>>>>

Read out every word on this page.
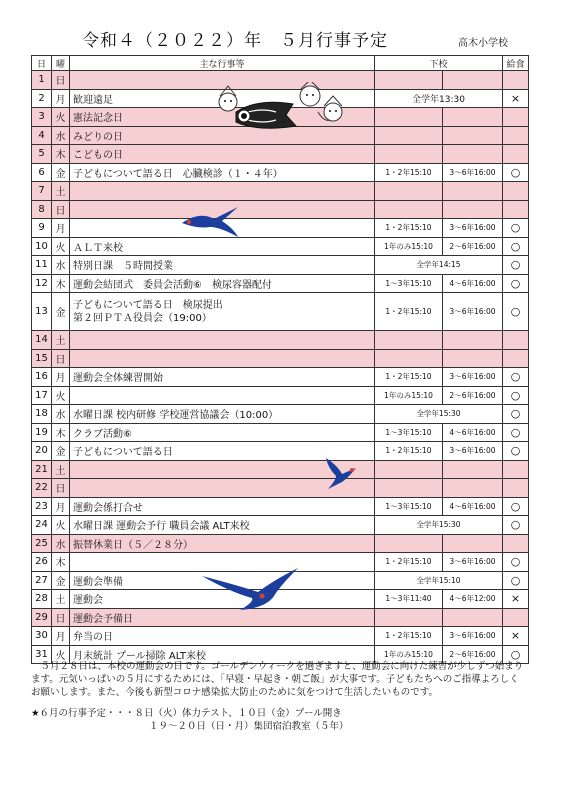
令和４（２０２２）年　５月行事予定	高木小学校
日	曜	主な行事等	下校		給食
1	日				
2	月	歓迎遠足	全学年13:30		×
3	火	憲法記念日			
4	水	みどりの日			
5	木	こどもの日			
6	金	子どもについて語る日　心臓検診（１・４年）	1・2年15:10	3～6年16:00	○
7	土				
8	日				
9	月		1・2年15:10	3～6年16:00	○
10	火	ＡＬＴ来校	1年のみ15:10	2～6年16:00	○
11	水	特別日課　５時間授業	全学年14:15		○
12	木	運動会結団式　委員会活動⑥　検尿容器配付	1～3年15:10	4～6年16:00	○
13	金	子どもについて語る日　検尿提出
第２回ＰＴＡ役員会（19:00）	1・2年15:10	3～6年16:00	○
14	土				
15	日				
16	月	運動会全体練習開始	1・2年15:10	3～6年16:00	○
17	火		1年のみ15:10	2～6年16:00	○
18	水	水曜日課 校内研修 学校運営協議会（10:00）	全学年15:30		○
19	木	クラブ活動⑥	1～3年15:10	4～6年16:00	○
20	金	子どもについて語る日	1・2年15:10	3～6年16:00	○
21	土				
22	日				
23	月	運動会係打合せ	1～3年15:10	4～6年16:00	○
24	火	水曜日課 運動会予行 職員会議 ALT来校	全学年15:30		○
25	水	振替休業日（５／２８分）			
26	木		1・2年15:10	3～6年16:00	○
27	金	運動会準備	全学年15:10		○
28	土	運動会	1～3年11:40	4～6年12:00	×
29	日	運動会予備日			
30	月	弁当の日	1・2年15:10	3～6年16:00	×
31	火	月末統計 プール掃除 ALT来校	1年のみ15:10	2～6年16:00	○

５月２８日は、本校の運動会の日です。ゴールデンウィークを過ぎますと、運動会に向けた練習が少しずつ始まります。元気いっぱいの５月にするためには、「早寝・早起き・朝ご飯」が大事です。子どもたちへのご指導よろしくお願いします。また、今後も新型コロナ感染拡大防止のために気をつけて生活したいものです。

★６月の行事予定・・・８日（火）体力テスト、１０日（金）プール開き
１９～２０日（日・月）集団宿泊教室（５年）
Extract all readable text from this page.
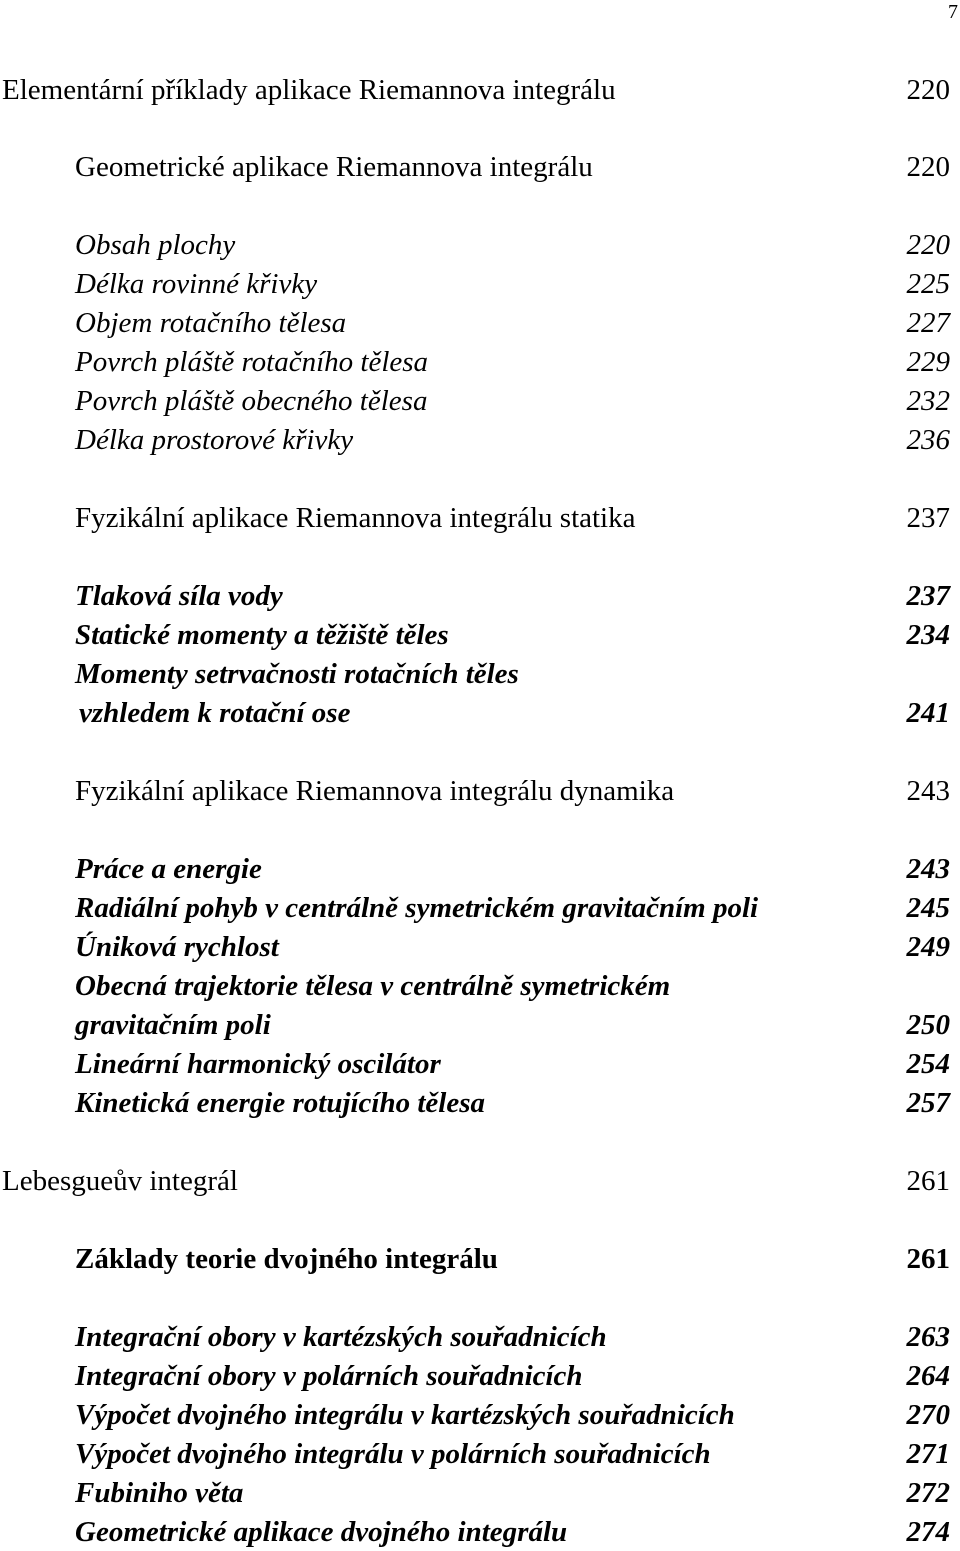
7
Elementární příklady aplikace Riemannova integrálu	220
Geometrické aplikace Riemannova integrálu	220
Obsah plochy	220
Délka rovinné křivky	225
Objem rotačního tělesa	227
Povrch pláště rotačního tělesa	229
Povrch pláště obecného tělesa	232
Délka prostorové křivky	236
Fyzikální aplikace Riemannova integrálu statika	237
Tlaková síla vody	237
Statické momenty a těžiště těles	234
Momenty setrvačnosti rotačních těles
vzhledem k rotační ose	241
Fyzikální aplikace Riemannova integrálu dynamika	243
Práce a energie	243
Radiální pohyb v centrálně symetrickém gravitačním poli	245
Úniková rychlost	249
Obecná trajektorie tělesa v centrálně symetrickém
gravitačním poli	250
Lineární harmonický oscilátor	254
Kinetická energie rotujícího tělesa	257
Lebesgueův integrál	261
Základy teorie dvojného integrálu	261
Integrační obory v kartézských souřadnicích	263
Integrační obory v polárních souřadnicích	264
Výpočet dvojného integrálu v kartézských souřadnicích	270
Výpočet dvojného integrálu v polárních souřadnicích	271
Fubiniho věta	272
Geometrické aplikace dvojného integrálu	274
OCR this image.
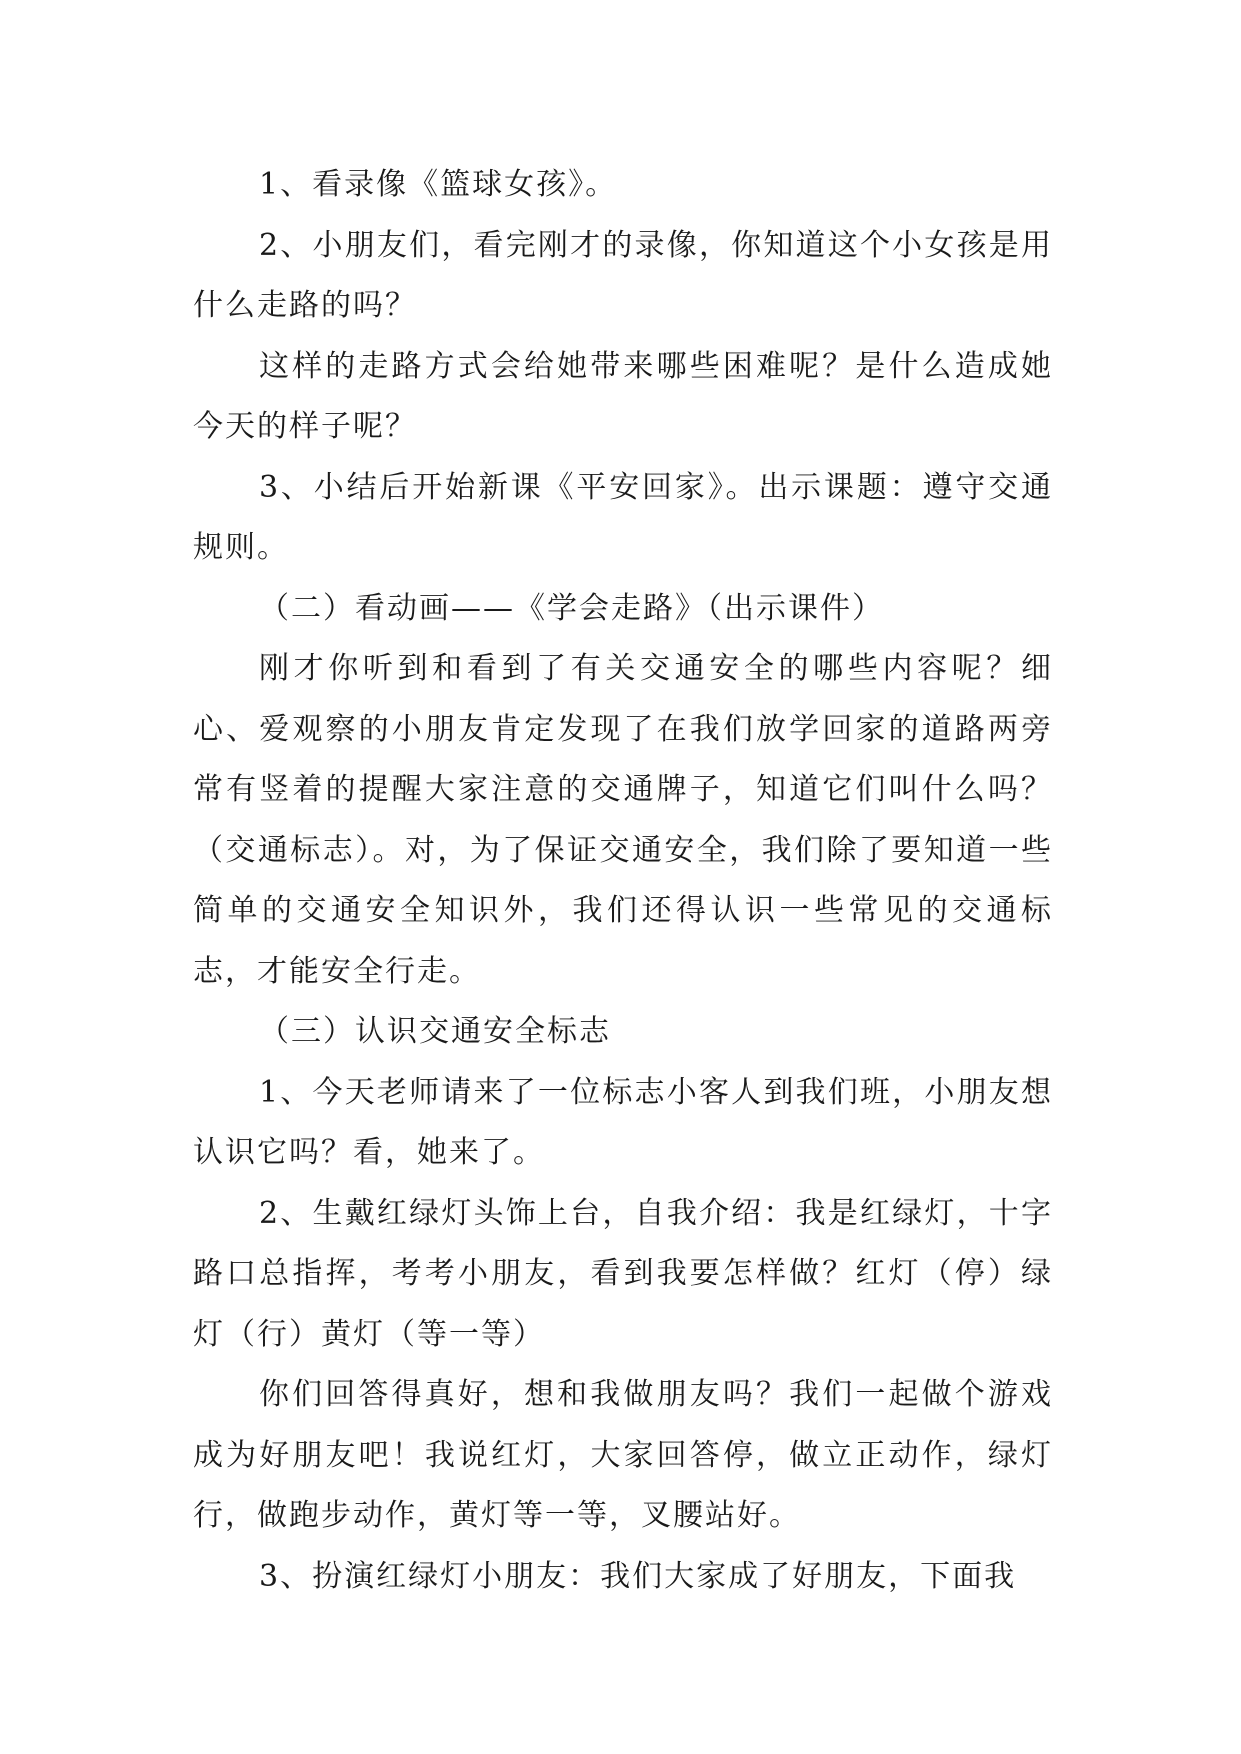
1、看录像《篮球女孩》。

2、小朋友们，看完刚才的录像，你知道这个小女孩是用什么走路的吗？

这样的走路方式会给她带来哪些困难呢？是什么造成她今天的样子呢？

3、小结后开始新课《平安回家》。出示课题：遵守交通规则。

（二）看动画——《学会走路》（出示课件）

刚才你听到和看到了有关交通安全的哪些内容呢？细心、爱观察的小朋友肯定发现了在我们放学回家的道路两旁常有竖着的提醒大家注意的交通牌子，知道它们叫什么吗？（交通标志）。对，为了保证交通安全，我们除了要知道一些简单的交通安全知识外，我们还得认识一些常见的交通标志，才能安全行走。

（三）认识交通安全标志

1、今天老师请来了一位标志小客人到我们班，小朋友想认识它吗？看，她来了。

2、生戴红绿灯头饰上台，自我介绍：我是红绿灯，十字路口总指挥，考考小朋友，看到我要怎样做？红灯（停）绿灯（行）黄灯（等一等）

你们回答得真好，想和我做朋友吗？我们一起做个游戏成为好朋友吧！我说红灯，大家回答停，做立正动作，绿灯行，做跑步动作，黄灯等一等，叉腰站好。

3、扮演红绿灯小朋友：我们大家成了好朋友，下面我
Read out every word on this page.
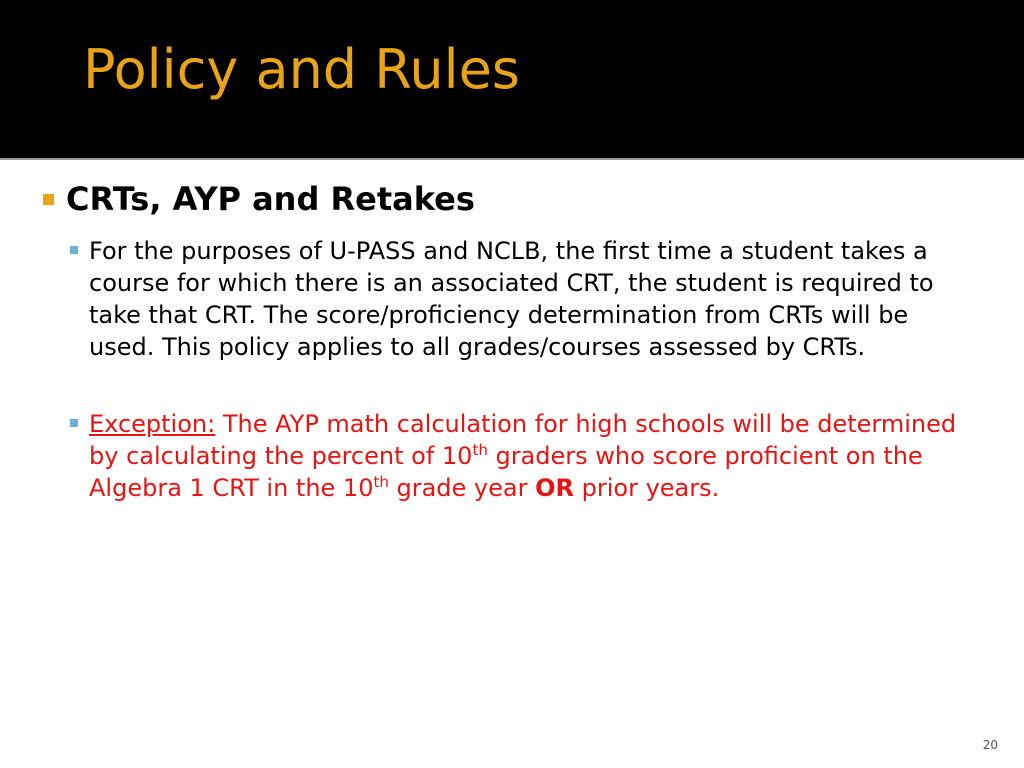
Policy and Rules

CRTs, AYP and Retakes

For the purposes of U-PASS and NCLB, the first time a student takes a course for which there is an associated CRT, the student is required to take that CRT. The score/proficiency determination from CRTs will be used. This policy applies to all grades/courses assessed by CRTs.

Exception: The AYP math calculation for high schools will be determined by calculating the percent of 10th graders who score proficient on the Algebra 1 CRT in the 10th grade year OR prior years.

20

<<<<

» **GOAL**:
For the entries above, count the lines that contain the string "水曜日課", and state that number without further comment.

» **ANSWER**:
2